§ **Task description**:
Transcribe all the entries word for word, but omit the images.

§ **Data entries**:
+---+

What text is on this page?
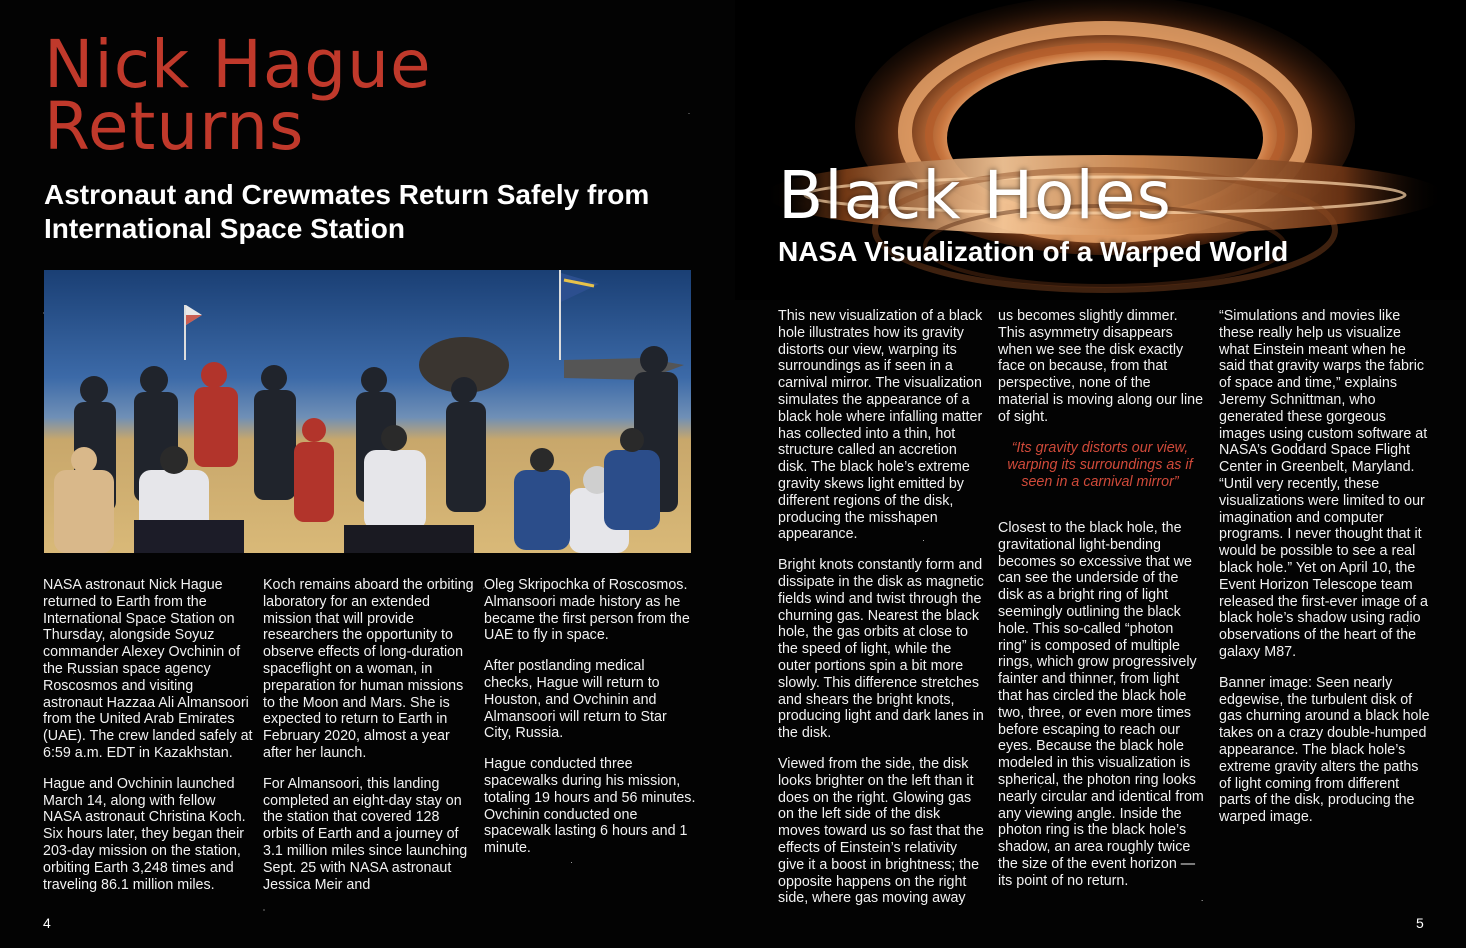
Nick Hague
Returns
Astronaut and Crewmates Return Safely from International Space Station

NASA astronaut Nick Hague returned to Earth from the International Space Station on Thursday, alongside Soyuz commander Alexey Ovchinin of the Russian space agency Roscosmos and visiting astronaut Hazzaa Ali Almansoori from the United Arab Emirates (UAE). The crew landed safely at 6:59 a.m. EDT in Kazakhstan.

Hague and Ovchinin launched March 14, along with fellow NASA astronaut Christina Koch. Six hours later, they began their 203-day mission on the station, orbiting Earth 3,248 times and traveling 86.1 million miles.

Koch remains aboard the orbiting laboratory for an extended mission that will provide researchers the opportunity to observe effects of long-duration spaceflight on a woman, in preparation for human missions to the Moon and Mars. She is expected to return to Earth in February 2020, almost a year after her launch.

For Almansoori, this landing completed an eight-day stay on the station that covered 128 orbits of Earth and a journey of 3.1 million miles since launching Sept. 25 with NASA astronaut Jessica Meir and

Oleg Skripochka of Roscosmos. Almansoori made history as he became the first person from the UAE to fly in space.

After postlanding medical checks, Hague will return to Houston, and Ovchinin and Almansoori will return to Star City, Russia.

Hague conducted three spacewalks during his mission, totaling 19 hours and 56 minutes. Ovchinin conducted one spacewalk lasting 6 hours and 1 minute.

4
Black Holes
NASA Visualization of a Warped World

This new visualization of a black hole illustrates how its gravity distorts our view, warping its surroundings as if seen in a carnival mirror. The visualization simulates the appearance of a black hole where infalling matter has collected into a thin, hot structure called an accretion disk. The black hole’s extreme gravity skews light emitted by different regions of the disk, producing the misshapen appearance.

Bright knots constantly form and dissipate in the disk as magnetic fields wind and twist through the churning gas. Nearest the black hole, the gas orbits at close to the speed of light, while the outer portions spin a bit more slowly. This difference stretches and shears the bright knots, producing light and dark lanes in the disk.

Viewed from the side, the disk looks brighter on the left than it does on the right. Glowing gas on the left side of the disk moves toward us so fast that the effects of Einstein’s relativity give it a boost in brightness; the opposite happens on the right side, where gas moving away

us becomes slightly dimmer. This asymmetry disappears when we see the disk exactly face on because, from that perspective, none of the material is moving along our line of sight.

“Its gravity distorts our view, warping its surroundings as if seen in a carnival mirror”

Closest to the black hole, the gravitational light-bending becomes so excessive that we can see the underside of the disk as a bright ring of light seemingly outlining the black hole. This so-called “photon ring” is composed of multiple rings, which grow progressively fainter and thinner, from light that has circled the black hole two, three, or even more times before escaping to reach our eyes. Because the black hole modeled in this visualization is spherical, the photon ring looks nearly circular and identical from any viewing angle. Inside the photon ring is the black hole’s shadow, an area roughly twice the size of the event horizon — its point of no return.

“Simulations and movies like these really help us visualize what Einstein meant when he said that gravity warps the fabric of space and time,” explains Jeremy Schnittman, who generated these gorgeous images using custom software at NASA’s Goddard Space Flight Center in Greenbelt, Maryland. “Until very recently, these visualizations were limited to our imagination and computer programs. I never thought that it would be possible to see a real black hole.” Yet on April 10, the Event Horizon Telescope team released the first-ever image of a black hole’s shadow using radio observations of the heart of the galaxy M87.

Banner image: Seen nearly edgewise, the turbulent disk of gas churning around a black hole takes on a crazy double-humped appearance. The black hole’s extreme gravity alters the paths of light coming from different parts of the disk, producing the warped image.

5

+---+

§ **Result of this exercise**:
What text is on this page?
Nick Hague
Returns
Astronaut and Crewmates Return Safely from International Space Station

NASA astronaut Nick Hague returned to Earth from the International Space Station on Thursday, alongside Soyuz commander Alexey Ovchinin of the Russian space agency Roscosmos and visiting astronaut Hazzaa Ali Almansoori from the United Arab Emirates (UAE). The crew landed safely at 6:59 a.m. EDT in Kazakhstan.

Hague and Ovchinin launched March 14, along with fellow NASA astronaut Christina Koch. Six hours later, they began their 203-day mission on the station, orbiting Earth 3,248 times and traveling 86.1 million miles.

Koch remains aboard the orbiting laboratory for an extended mission that will provide researchers the opportunity to observe effects of long-duration spaceflight on a woman, in preparation for human missions to the Moon and Mars. She is expected to return to Earth in February 2020, almost a year after her launch.

For Almansoori, this landing completed an eight-day stay on the station that covered 128 orbits of Earth and a journey of 3.1 million miles since launching Sept. 25 with NASA astronaut Jessica Meir and

Oleg Skripochka of Roscosmos. Almansoori made history as he became the first person from the UAE to fly in space.

After postlanding medical checks, Hague will return to Houston, and Ovchinin and Almansoori will return to Star City, Russia.

Hague conducted three spacewalks during his mission, totaling 19 hours and 56 minutes. Ovchinin conducted one spacewalk lasting 6 hours and 1 minute.

4
Black Holes
NASA Visualization of a Warped World

This new visualization of a black hole illustrates how its gravity distorts our view, warping its surroundings as if seen in a carnival mirror. The visualization simulates the appearance of a black hole where infalling matter has collected into a thin, hot structure called an accretion disk. The black hole’s extreme gravity skews light emitted by different regions of the disk, producing the misshapen appearance.

Bright knots constantly form and dissipate in the disk as magnetic fields wind and twist through the churning gas. Nearest the black hole, the gas orbits at close to the speed of light, while the outer portions spin a bit more slowly. This difference stretches and shears the bright knots, producing light and dark lanes in the disk.

Viewed from the side, the disk looks brighter on the left than it does on the right. Glowing gas on the left side of the disk moves toward us so fast that the effects of Einstein’s relativity give it a boost in brightness; the opposite happens on the right side, where gas moving away

us becomes slightly dimmer. This asymmetry disappears when we see the disk exactly face on because, from that perspective, none of the material is moving along our line of sight.

“Its gravity distorts our view, warping its surroundings as if seen in a carnival mirror”

Closest to the black hole, the gravitational light-bending becomes so excessive that we can see the underside of the disk as a bright ring of light seemingly outlining the black hole. This so-called “photon ring” is composed of multiple rings, which grow progressively fainter and thinner, from light that has circled the black hole two, three, or even more times before escaping to reach our eyes. Because the black hole modeled in this visualization is spherical, the photon ring looks nearly circular and identical from any viewing angle. Inside the photon ring is the black hole’s shadow, an area roughly twice the size of the event horizon — its point of no return.

“Simulations and movies like these really help us visualize what Einstein meant when he said that gravity warps the fabric of space and time,” explains Jeremy Schnittman, who generated these gorgeous images using custom software at NASA’s Goddard Space Flight Center in Greenbelt, Maryland. “Until very recently, these visualizations were limited to our imagination and computer programs. I never thought that it would be possible to see a real black hole.” Yet on April 10, the Event Horizon Telescope team released the first-ever image of a black hole’s shadow using radio observations of the heart of the galaxy M87.

Banner image: Seen nearly edgewise, the turbulent disk of gas churning around a black hole takes on a crazy double-humped appearance. The black hole’s extreme gravity alters the paths of light coming from different parts of the disk, producing the warped image.

5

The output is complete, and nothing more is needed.